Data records
══════
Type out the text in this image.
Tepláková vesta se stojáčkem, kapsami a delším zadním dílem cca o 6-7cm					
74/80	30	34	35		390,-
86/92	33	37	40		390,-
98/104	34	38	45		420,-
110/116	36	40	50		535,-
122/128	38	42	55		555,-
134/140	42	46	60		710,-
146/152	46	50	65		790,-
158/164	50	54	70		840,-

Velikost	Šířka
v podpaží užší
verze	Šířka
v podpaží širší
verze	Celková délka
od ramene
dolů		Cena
══════
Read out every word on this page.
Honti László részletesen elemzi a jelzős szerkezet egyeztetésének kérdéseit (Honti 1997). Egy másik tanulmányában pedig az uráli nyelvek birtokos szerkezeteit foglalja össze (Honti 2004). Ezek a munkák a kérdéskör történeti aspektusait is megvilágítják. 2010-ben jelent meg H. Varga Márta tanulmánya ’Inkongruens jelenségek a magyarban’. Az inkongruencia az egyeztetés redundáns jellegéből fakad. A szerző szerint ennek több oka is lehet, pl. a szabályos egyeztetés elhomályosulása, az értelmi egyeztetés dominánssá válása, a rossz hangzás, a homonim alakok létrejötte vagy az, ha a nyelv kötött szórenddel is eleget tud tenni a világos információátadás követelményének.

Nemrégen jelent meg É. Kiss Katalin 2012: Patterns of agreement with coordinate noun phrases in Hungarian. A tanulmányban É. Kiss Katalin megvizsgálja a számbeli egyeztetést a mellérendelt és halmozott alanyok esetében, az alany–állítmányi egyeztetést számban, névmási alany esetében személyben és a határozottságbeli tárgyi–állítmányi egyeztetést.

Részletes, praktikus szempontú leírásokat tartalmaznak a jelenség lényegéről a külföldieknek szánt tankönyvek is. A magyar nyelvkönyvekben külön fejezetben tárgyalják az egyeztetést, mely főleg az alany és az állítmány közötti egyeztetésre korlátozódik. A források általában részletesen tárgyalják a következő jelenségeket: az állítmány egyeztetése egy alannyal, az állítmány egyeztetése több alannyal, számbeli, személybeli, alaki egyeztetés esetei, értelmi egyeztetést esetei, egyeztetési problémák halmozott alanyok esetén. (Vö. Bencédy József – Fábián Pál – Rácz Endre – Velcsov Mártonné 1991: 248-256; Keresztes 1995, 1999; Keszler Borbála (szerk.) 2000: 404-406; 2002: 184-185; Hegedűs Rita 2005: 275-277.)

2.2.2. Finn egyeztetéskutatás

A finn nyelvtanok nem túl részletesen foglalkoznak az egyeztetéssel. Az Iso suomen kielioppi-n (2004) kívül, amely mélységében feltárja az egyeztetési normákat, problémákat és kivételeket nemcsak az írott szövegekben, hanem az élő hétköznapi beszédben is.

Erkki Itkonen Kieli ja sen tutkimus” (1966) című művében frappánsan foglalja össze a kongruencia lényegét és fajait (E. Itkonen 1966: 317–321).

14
══════
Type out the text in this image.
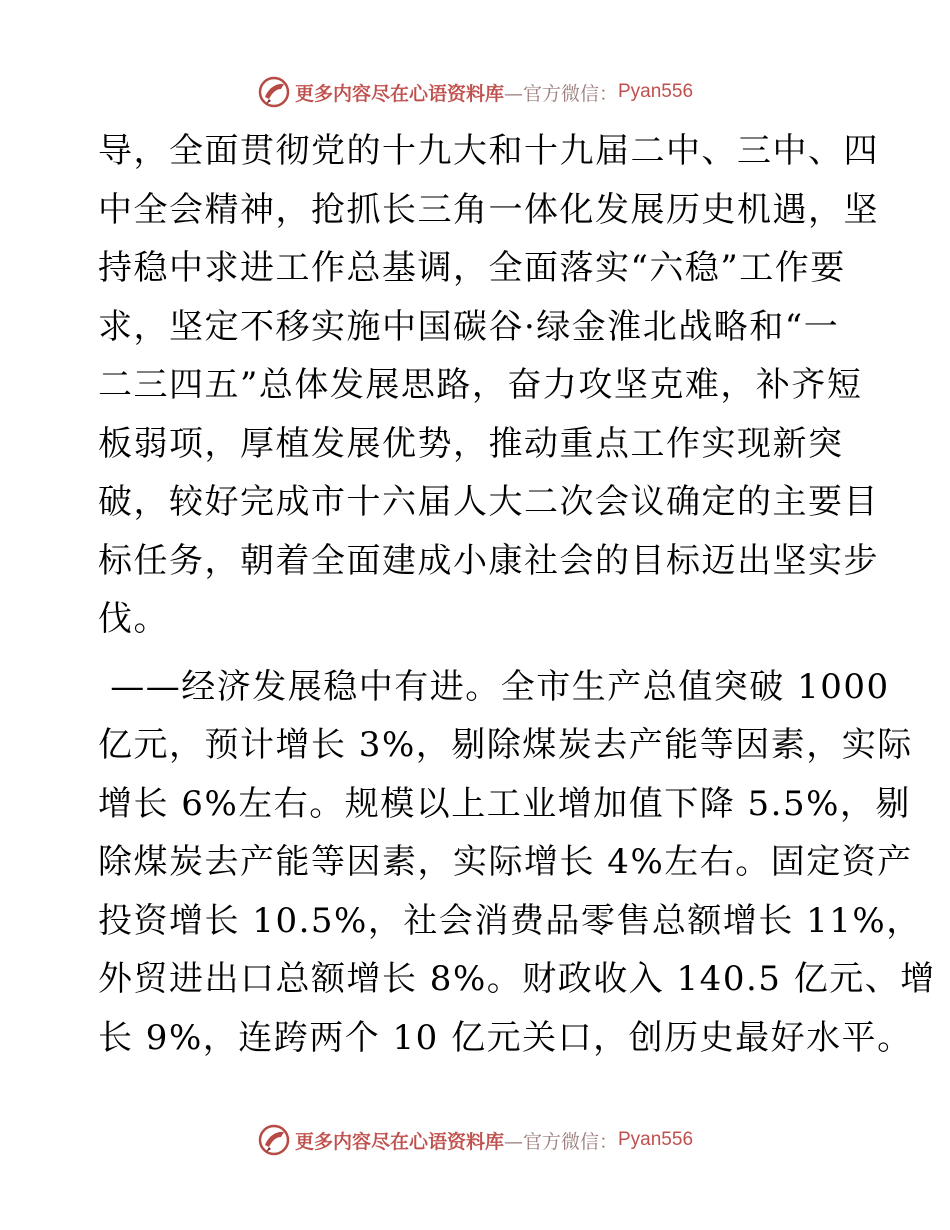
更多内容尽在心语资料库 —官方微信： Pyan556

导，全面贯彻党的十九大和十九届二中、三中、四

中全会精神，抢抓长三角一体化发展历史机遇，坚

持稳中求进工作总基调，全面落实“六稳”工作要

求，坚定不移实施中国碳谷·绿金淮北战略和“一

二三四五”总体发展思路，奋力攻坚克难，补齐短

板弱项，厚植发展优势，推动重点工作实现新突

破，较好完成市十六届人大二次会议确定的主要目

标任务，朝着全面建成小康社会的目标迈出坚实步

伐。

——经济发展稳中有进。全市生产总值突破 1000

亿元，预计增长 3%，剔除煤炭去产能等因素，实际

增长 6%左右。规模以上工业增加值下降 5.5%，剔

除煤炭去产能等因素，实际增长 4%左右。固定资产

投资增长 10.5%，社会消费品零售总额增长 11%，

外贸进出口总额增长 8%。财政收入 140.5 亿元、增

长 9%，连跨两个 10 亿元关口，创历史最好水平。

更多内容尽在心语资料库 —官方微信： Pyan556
══════
• **What you need to do**: Tally how many lines of the data include the word "alanyok". Write the number and nothing else.

• **Result of the exercise**: 2